Your instructions: Reproduce all records exactly.

Data for this task:
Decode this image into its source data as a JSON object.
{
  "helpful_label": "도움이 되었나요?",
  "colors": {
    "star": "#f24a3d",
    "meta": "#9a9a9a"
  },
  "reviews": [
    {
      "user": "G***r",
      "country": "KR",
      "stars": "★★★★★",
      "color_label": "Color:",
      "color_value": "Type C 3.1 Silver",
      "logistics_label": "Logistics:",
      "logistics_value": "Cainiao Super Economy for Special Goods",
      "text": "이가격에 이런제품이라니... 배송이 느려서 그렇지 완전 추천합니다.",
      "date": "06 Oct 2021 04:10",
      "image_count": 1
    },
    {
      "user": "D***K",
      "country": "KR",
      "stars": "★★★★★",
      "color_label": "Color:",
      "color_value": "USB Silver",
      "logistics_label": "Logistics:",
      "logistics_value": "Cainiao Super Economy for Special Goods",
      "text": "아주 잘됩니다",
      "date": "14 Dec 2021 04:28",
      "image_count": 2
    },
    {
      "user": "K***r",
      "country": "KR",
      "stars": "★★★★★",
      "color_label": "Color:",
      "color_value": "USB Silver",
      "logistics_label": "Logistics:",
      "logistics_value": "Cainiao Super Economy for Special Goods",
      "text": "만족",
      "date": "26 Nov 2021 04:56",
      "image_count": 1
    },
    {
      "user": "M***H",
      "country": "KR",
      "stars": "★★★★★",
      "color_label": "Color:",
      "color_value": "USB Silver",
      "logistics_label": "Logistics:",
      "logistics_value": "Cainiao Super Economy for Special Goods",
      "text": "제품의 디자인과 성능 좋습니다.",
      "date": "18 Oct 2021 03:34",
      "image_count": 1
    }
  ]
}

Result below:
Decode this image into its source data as a JSON object.
{
  "helpful_label": "도움이 되었나요?",
  "colors": {
    "star": "#f24a3d",
    "meta": "#9a9a9a"
  },
  "reviews": [
    {
      "user": "G***r",
      "country": "KR",
      "stars": "★★★★★",
      "color_label": "Color:",
      "color_value": "Type C 3.1 Silver",
      "logistics_label": "Logistics:",
      "logistics_value": "Cainiao Super Economy for Special Goods",
      "text": "이가격에 이런제품이라니... 배송이 느려서 그렇지 완전 추천합니다.",
      "date": "06 Oct 2021 04:10",
      "image_count": 1
    },
    {
      "user": "D***K",
      "country": "KR",
      "stars": "★★★★★",
      "color_label": "Color:",
      "color_value": "USB Silver",
      "logistics_label": "Logistics:",
      "logistics_value": "Cainiao Super Economy for Special Goods",
      "text": "아주 잘됩니다",
      "date": "14 Dec 2021 04:28",
      "image_count": 2
    },
    {
      "user": "K***r",
      "country": "KR",
      "stars": "★★★★★",
      "color_label": "Color:",
      "color_value": "USB Silver",
      "logistics_label": "Logistics:",
      "logistics_value": "Cainiao Super Economy for Special Goods",
      "text": "만족",
      "date": "26 Nov 2021 04:56",
      "image_count": 1
    },
    {
      "user": "M***H",
      "country": "KR",
      "stars": "★★★★★",
      "color_label": "Color:",
      "color_value": "USB Silver",
      "logistics_label": "Logistics:",
      "logistics_value": "Cainiao Super Economy for Special Goods",
      "text": "제품의 디자인과 성능 좋습니다.",
      "date": "18 Oct 2021 03:34",
      "image_count": 1
    }
  ]
}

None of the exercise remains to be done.